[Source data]
_ _ _ _

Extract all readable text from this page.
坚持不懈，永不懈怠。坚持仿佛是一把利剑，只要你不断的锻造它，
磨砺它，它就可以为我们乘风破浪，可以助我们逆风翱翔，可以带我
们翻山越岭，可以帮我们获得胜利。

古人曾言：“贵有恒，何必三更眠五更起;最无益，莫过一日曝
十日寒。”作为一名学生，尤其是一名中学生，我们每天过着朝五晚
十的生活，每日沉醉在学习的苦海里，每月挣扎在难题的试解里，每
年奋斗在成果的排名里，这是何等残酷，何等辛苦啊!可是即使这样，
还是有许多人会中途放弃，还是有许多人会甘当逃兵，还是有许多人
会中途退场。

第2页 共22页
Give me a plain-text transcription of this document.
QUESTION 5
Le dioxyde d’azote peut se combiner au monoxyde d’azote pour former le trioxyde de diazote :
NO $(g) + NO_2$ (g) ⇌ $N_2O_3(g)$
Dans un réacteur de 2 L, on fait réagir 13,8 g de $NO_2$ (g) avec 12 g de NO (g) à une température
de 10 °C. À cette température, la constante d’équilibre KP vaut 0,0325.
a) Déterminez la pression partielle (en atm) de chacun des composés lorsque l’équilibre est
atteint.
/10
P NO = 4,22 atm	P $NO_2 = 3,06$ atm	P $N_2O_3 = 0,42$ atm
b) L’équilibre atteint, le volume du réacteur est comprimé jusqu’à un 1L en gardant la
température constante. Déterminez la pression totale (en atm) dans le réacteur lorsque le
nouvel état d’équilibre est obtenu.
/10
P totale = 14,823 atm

_ _ _ _

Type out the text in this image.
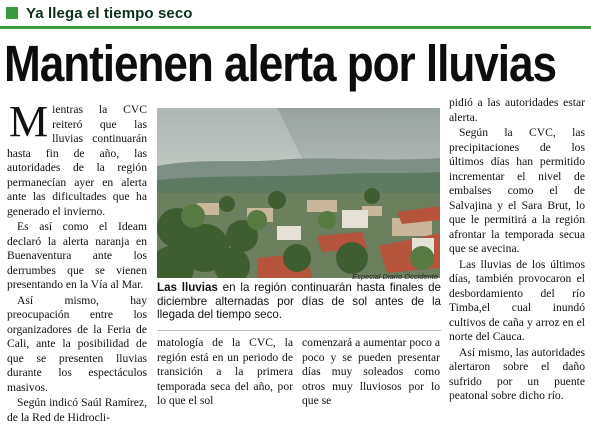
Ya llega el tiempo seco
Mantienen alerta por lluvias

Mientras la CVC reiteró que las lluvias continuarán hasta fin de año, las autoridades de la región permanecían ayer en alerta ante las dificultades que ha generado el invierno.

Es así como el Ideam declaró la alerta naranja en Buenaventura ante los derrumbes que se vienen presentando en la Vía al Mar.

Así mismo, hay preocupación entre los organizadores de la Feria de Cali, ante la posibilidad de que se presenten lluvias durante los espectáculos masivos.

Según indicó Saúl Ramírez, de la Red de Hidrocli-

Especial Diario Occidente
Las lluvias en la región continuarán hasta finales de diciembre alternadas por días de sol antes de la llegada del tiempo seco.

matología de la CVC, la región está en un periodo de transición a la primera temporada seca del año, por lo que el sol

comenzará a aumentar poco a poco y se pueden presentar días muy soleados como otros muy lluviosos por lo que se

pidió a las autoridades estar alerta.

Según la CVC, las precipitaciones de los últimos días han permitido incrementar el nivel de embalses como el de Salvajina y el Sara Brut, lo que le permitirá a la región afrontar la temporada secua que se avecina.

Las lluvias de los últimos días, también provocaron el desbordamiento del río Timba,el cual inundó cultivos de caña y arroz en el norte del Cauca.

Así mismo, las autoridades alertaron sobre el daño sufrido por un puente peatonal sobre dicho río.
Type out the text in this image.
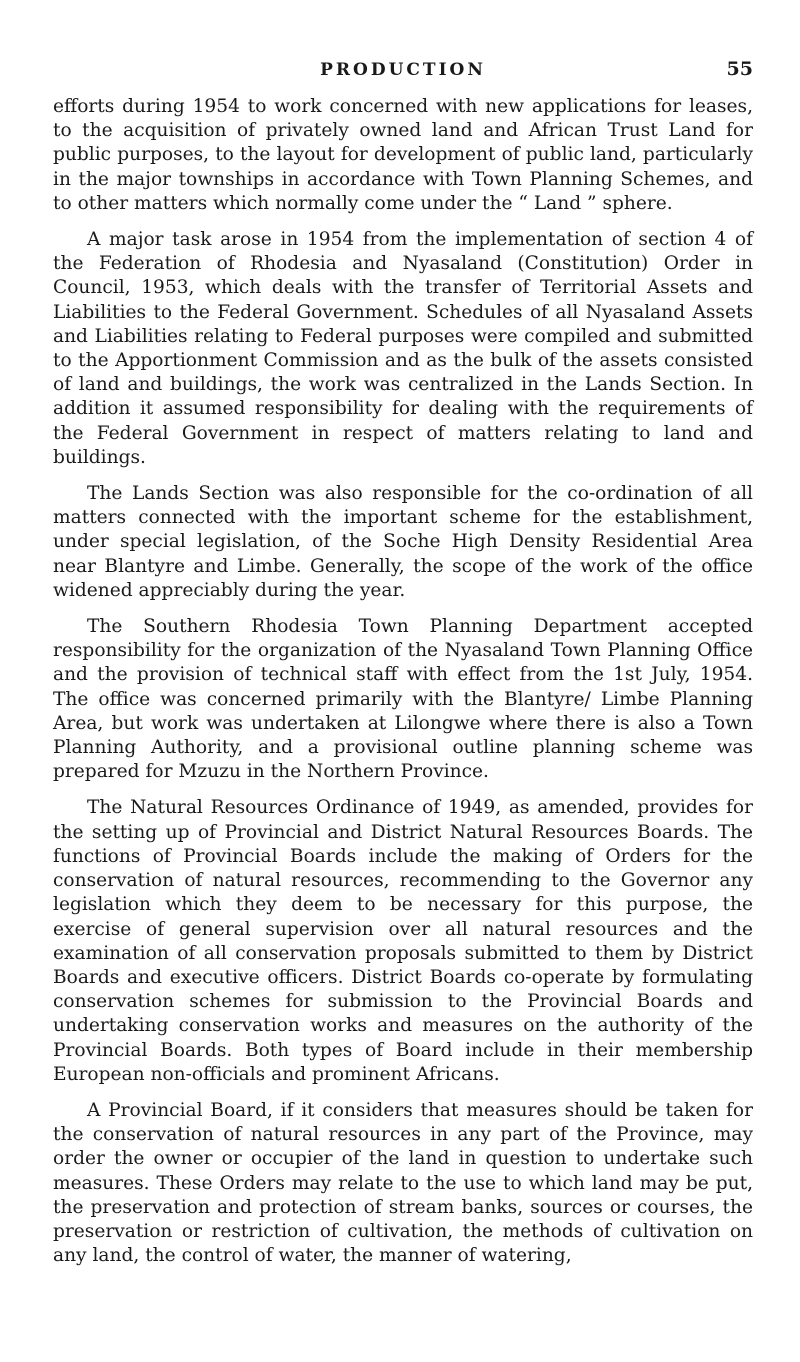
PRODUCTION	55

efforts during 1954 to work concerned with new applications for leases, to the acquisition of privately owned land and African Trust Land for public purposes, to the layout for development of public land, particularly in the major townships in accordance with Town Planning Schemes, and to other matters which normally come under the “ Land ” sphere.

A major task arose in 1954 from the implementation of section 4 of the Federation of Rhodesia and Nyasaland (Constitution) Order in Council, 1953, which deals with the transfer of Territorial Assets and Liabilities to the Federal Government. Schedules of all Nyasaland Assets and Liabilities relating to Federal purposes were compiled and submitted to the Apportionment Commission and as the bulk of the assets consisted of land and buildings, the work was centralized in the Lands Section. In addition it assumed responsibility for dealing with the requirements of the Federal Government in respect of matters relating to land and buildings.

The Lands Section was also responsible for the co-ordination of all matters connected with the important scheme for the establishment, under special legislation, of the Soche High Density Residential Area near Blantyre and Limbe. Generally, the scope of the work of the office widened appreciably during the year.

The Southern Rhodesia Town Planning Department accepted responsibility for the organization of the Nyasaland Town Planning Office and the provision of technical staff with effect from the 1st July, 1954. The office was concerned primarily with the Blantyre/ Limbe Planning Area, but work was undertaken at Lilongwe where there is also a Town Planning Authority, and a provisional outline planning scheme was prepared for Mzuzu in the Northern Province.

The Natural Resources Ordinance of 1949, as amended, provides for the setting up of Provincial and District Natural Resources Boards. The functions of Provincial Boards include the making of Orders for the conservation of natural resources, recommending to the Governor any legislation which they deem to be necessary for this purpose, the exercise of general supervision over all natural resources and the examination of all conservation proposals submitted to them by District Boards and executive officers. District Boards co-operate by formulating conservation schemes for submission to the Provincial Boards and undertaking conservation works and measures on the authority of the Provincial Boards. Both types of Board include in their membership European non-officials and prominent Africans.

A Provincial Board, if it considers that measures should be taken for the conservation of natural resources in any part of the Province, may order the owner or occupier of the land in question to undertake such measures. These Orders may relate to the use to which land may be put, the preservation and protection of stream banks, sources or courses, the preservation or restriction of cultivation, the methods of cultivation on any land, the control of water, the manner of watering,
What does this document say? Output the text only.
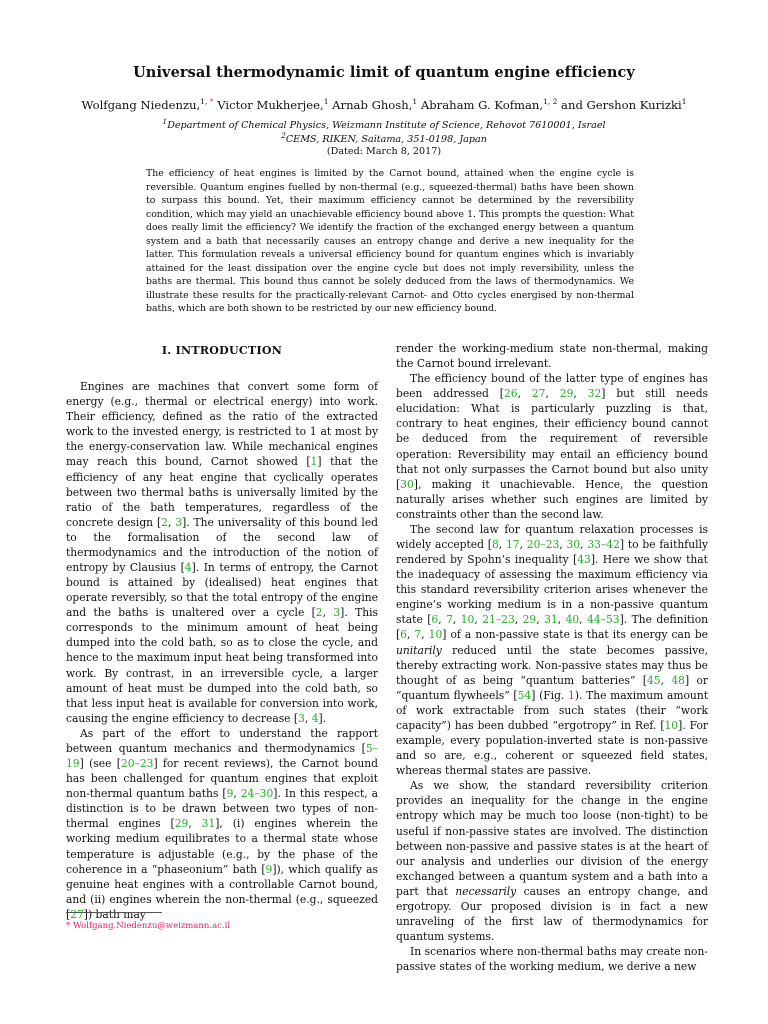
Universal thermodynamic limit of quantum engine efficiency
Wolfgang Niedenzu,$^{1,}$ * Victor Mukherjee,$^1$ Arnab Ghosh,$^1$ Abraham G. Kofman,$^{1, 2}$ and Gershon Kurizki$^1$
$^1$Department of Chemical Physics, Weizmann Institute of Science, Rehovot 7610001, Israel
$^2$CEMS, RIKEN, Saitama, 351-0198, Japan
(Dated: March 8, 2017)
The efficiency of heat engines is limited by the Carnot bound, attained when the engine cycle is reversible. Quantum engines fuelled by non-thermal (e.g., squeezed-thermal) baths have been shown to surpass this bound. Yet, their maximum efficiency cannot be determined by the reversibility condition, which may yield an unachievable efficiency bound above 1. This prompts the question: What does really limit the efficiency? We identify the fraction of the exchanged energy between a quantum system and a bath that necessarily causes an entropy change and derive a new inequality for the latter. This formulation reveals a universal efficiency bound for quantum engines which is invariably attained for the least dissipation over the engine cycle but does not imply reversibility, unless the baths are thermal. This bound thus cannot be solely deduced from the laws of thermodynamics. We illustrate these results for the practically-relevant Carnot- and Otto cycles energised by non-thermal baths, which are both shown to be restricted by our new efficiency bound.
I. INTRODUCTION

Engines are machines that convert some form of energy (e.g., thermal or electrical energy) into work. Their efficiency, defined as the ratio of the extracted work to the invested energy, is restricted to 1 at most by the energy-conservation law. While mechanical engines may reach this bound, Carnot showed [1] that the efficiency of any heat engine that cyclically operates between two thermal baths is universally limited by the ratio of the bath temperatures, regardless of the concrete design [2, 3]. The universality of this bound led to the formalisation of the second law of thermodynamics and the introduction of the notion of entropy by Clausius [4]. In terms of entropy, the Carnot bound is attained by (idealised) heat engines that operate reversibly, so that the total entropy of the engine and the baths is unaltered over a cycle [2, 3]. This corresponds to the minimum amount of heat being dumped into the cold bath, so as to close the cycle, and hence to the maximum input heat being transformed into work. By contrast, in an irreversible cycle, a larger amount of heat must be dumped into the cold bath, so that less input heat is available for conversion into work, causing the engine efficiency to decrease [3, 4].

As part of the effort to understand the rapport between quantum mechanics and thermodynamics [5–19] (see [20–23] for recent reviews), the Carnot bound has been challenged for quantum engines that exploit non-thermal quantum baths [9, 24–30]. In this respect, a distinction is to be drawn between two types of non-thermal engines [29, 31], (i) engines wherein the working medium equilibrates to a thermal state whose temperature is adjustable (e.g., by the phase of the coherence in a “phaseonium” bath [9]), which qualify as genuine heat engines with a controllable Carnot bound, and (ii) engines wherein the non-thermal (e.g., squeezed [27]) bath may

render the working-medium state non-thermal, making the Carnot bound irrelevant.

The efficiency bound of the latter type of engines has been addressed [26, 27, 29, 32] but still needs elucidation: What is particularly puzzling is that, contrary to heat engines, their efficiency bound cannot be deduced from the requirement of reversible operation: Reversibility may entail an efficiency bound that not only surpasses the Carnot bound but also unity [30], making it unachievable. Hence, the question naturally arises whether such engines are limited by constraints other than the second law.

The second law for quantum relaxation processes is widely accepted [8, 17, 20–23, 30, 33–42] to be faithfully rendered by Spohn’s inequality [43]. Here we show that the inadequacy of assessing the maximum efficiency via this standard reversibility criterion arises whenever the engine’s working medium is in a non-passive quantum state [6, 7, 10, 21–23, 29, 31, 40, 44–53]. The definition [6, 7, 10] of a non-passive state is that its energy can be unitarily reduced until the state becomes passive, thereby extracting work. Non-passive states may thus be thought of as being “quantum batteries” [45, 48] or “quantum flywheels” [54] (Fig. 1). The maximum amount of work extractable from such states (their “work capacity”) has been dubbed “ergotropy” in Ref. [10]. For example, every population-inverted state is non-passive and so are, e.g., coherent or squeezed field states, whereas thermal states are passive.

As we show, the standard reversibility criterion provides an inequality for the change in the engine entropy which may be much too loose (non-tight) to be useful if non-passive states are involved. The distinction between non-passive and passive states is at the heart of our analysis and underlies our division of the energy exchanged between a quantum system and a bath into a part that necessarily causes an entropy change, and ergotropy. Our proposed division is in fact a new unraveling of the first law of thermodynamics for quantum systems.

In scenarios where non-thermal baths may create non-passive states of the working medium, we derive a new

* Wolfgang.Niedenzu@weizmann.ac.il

_ _ _ _

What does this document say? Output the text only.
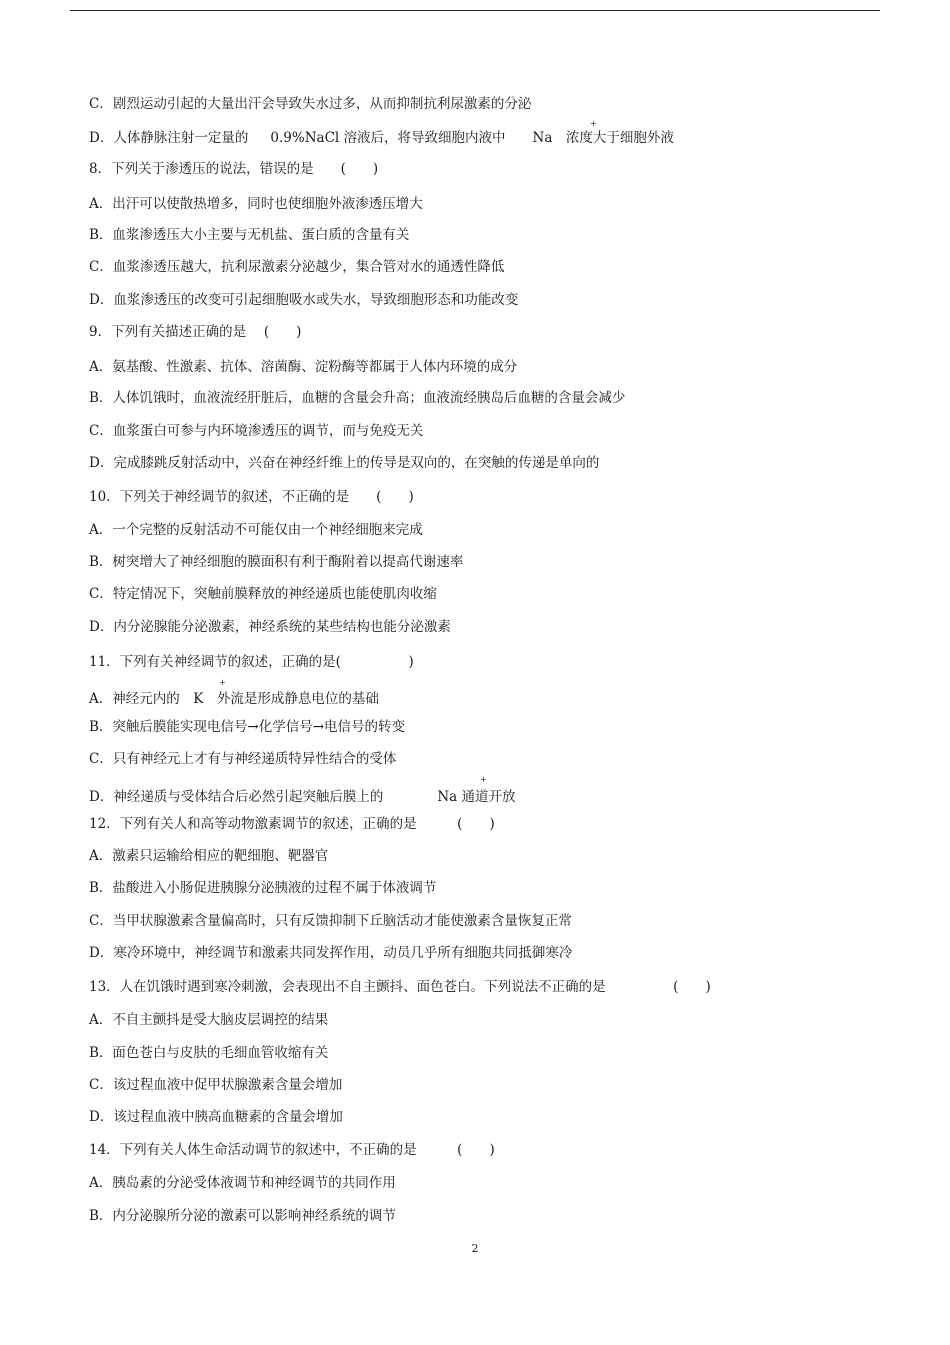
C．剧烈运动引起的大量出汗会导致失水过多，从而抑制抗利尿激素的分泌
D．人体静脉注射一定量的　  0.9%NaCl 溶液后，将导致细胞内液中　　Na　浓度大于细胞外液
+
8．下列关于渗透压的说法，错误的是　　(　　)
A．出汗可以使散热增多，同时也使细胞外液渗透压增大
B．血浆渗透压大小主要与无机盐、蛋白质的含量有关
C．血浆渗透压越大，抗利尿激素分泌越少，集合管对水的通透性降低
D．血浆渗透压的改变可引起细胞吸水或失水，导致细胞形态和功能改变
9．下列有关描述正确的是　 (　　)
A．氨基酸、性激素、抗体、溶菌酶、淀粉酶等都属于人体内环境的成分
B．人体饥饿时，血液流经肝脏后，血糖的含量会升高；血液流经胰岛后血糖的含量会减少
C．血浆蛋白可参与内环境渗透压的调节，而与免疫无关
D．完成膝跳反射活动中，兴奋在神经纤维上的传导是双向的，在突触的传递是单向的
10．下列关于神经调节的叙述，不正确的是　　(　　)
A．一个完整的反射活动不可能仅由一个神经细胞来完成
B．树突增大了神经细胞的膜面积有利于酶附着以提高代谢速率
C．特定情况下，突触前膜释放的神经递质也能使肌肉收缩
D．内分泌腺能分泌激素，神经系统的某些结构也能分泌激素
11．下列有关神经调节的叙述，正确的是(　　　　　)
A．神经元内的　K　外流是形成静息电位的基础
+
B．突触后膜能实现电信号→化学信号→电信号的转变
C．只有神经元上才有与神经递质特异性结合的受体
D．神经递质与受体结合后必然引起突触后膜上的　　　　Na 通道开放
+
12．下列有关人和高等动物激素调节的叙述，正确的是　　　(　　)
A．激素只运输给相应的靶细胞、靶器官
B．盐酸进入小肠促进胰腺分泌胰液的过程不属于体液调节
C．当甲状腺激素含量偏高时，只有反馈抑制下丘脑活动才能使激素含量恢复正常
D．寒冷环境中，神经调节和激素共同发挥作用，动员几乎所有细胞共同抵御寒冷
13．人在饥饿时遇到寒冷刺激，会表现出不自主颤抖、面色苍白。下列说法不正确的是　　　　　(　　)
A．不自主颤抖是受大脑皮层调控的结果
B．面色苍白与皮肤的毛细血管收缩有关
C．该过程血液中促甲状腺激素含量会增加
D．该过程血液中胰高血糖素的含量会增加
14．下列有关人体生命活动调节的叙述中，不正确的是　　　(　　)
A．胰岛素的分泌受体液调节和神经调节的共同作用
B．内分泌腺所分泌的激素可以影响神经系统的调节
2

_ _ _ _

Where a line above holds the string "équilibre", show that line.

de 10 °C. À cette température, la constante d’équilibre KP vaut 0,0325.
a) Déterminez la pression partielle (en atm) de chacun des composés lorsque l’équilibre est
b) L’équilibre atteint, le volume du réacteur est comprimé jusqu’à un 1L en gardant la
nouvel état d’équilibre est obtenu.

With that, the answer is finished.